• Problem details: Using the material that follows, identify and copy each line with the string "headline".

• Listing:
-*-
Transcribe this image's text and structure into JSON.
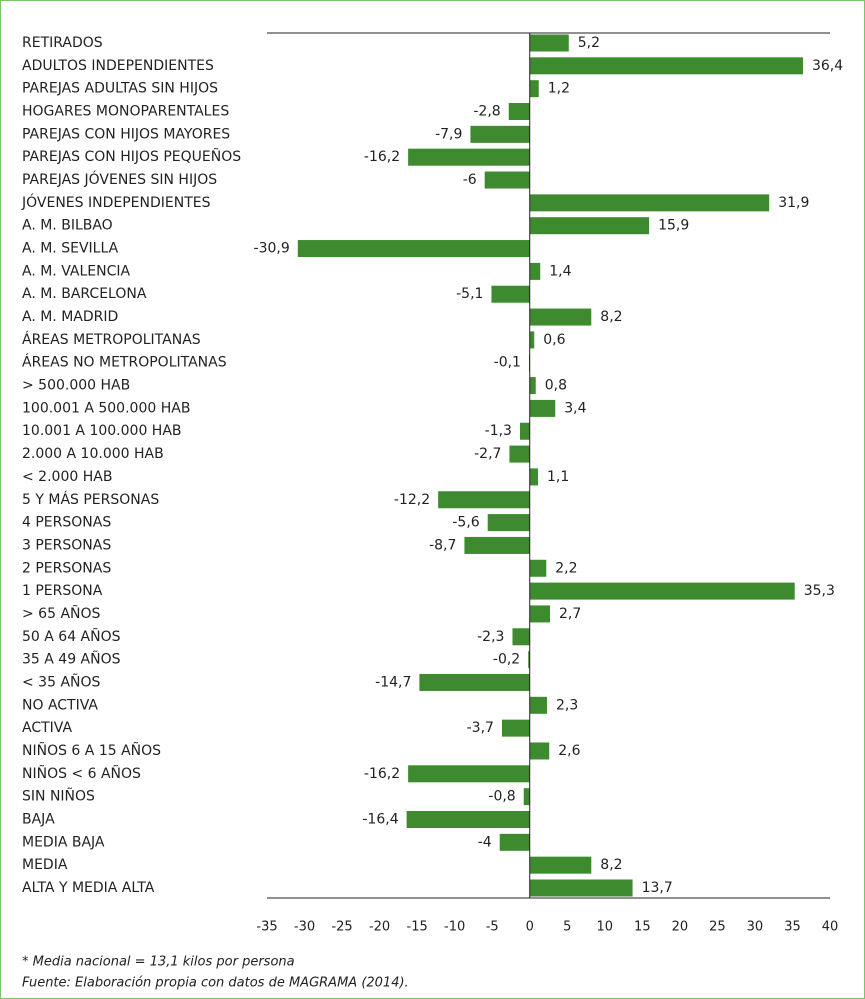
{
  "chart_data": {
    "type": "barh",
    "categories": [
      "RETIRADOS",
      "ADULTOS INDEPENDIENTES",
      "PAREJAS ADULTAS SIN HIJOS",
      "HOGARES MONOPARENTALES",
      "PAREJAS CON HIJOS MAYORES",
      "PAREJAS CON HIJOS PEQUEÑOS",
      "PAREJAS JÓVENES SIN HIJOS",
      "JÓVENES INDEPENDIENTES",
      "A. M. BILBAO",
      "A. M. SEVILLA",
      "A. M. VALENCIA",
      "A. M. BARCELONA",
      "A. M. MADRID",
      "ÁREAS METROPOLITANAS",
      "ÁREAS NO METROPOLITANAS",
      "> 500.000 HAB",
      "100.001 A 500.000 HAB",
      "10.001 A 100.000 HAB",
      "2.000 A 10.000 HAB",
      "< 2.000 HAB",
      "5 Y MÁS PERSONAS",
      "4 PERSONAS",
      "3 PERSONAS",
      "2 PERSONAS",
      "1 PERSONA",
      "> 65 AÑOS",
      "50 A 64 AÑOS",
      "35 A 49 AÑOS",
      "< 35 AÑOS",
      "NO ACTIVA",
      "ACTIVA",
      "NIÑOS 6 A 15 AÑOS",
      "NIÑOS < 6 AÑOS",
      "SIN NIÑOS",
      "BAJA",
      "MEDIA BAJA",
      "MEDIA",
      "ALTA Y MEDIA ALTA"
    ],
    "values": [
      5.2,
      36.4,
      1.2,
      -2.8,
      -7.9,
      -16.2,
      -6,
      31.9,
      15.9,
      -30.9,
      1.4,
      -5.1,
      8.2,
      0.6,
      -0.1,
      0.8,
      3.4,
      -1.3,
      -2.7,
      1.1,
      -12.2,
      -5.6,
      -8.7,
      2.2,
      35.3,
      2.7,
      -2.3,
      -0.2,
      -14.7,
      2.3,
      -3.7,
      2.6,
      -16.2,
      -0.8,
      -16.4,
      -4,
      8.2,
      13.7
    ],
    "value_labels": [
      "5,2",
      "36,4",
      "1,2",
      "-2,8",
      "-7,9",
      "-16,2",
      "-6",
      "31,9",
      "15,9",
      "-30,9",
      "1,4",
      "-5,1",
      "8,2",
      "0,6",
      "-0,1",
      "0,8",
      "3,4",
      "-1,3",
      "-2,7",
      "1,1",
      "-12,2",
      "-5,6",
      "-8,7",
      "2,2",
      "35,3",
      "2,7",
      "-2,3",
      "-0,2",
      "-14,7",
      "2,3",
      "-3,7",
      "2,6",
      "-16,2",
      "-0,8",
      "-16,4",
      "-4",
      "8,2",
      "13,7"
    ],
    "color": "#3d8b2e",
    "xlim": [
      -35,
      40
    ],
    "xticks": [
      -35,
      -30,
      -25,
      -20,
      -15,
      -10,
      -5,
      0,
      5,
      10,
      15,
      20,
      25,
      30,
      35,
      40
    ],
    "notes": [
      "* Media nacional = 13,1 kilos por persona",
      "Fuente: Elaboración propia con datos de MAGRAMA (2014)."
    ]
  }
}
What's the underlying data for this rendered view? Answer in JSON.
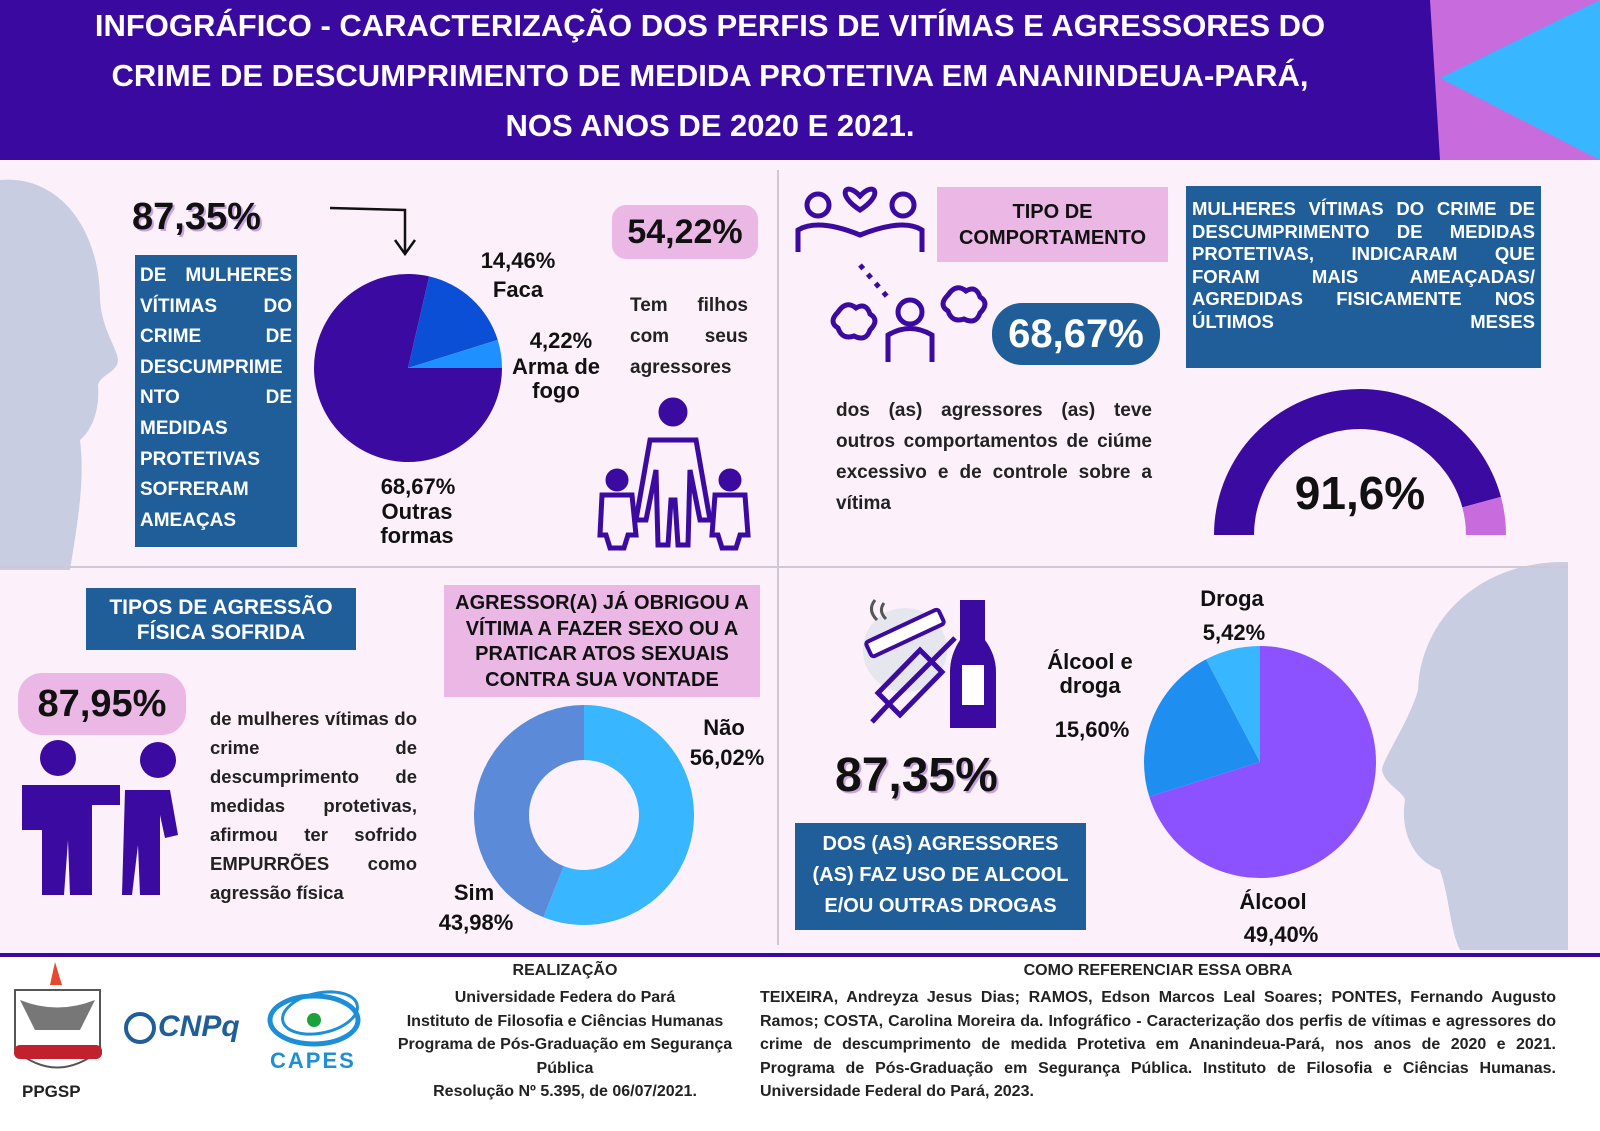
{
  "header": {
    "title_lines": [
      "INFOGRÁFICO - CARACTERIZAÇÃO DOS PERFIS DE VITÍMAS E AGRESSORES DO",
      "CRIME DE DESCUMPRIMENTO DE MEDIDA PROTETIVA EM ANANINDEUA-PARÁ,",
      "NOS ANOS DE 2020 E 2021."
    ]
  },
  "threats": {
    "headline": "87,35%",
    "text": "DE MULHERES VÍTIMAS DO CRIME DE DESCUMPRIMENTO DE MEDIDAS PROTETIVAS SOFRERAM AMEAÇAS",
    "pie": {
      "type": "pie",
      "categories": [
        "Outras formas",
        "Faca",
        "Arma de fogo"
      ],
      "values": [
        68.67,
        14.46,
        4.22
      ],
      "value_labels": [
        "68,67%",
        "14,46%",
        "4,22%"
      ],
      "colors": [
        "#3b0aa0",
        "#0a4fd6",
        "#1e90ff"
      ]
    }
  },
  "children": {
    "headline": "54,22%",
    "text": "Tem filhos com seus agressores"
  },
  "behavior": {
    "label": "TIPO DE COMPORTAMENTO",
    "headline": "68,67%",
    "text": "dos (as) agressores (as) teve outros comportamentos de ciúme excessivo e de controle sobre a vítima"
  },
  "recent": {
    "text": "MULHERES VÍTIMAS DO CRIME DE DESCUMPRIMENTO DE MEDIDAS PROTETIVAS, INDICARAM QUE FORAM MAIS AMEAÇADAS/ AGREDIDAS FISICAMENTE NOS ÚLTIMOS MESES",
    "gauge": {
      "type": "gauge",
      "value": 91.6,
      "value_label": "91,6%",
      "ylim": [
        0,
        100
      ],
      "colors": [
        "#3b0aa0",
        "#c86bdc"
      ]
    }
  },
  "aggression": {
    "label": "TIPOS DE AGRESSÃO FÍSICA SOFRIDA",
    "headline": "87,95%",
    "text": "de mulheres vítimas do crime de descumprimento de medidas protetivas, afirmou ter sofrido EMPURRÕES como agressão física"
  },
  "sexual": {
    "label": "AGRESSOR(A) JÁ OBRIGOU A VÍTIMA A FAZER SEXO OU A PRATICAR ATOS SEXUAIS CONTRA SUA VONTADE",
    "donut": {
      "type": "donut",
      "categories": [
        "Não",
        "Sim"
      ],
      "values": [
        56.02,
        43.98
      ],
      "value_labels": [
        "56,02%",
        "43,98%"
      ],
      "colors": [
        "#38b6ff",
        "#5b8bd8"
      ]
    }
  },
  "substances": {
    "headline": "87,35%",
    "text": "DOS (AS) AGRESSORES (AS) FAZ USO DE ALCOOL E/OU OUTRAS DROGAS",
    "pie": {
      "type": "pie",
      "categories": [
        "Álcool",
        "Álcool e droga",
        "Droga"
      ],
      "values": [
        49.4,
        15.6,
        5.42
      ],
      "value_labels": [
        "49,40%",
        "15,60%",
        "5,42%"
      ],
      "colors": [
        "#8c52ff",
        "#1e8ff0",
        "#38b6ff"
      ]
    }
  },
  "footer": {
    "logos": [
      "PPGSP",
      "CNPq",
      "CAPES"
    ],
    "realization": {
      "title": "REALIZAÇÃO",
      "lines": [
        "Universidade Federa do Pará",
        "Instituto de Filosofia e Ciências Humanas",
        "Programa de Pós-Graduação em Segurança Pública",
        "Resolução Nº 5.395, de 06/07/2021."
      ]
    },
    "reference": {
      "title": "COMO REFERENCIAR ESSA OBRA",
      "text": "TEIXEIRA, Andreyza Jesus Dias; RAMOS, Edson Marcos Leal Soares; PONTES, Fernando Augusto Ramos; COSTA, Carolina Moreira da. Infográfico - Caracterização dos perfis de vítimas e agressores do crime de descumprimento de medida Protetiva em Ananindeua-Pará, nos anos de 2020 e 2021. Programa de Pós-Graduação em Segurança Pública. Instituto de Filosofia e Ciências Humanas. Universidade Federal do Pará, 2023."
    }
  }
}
-*-
• Answer to this task:
    "headline": "87,35%",
    "headline": "54,22%",
    "headline": "68,67%",
    "headline": "87,95%",
    "headline": "87,35%",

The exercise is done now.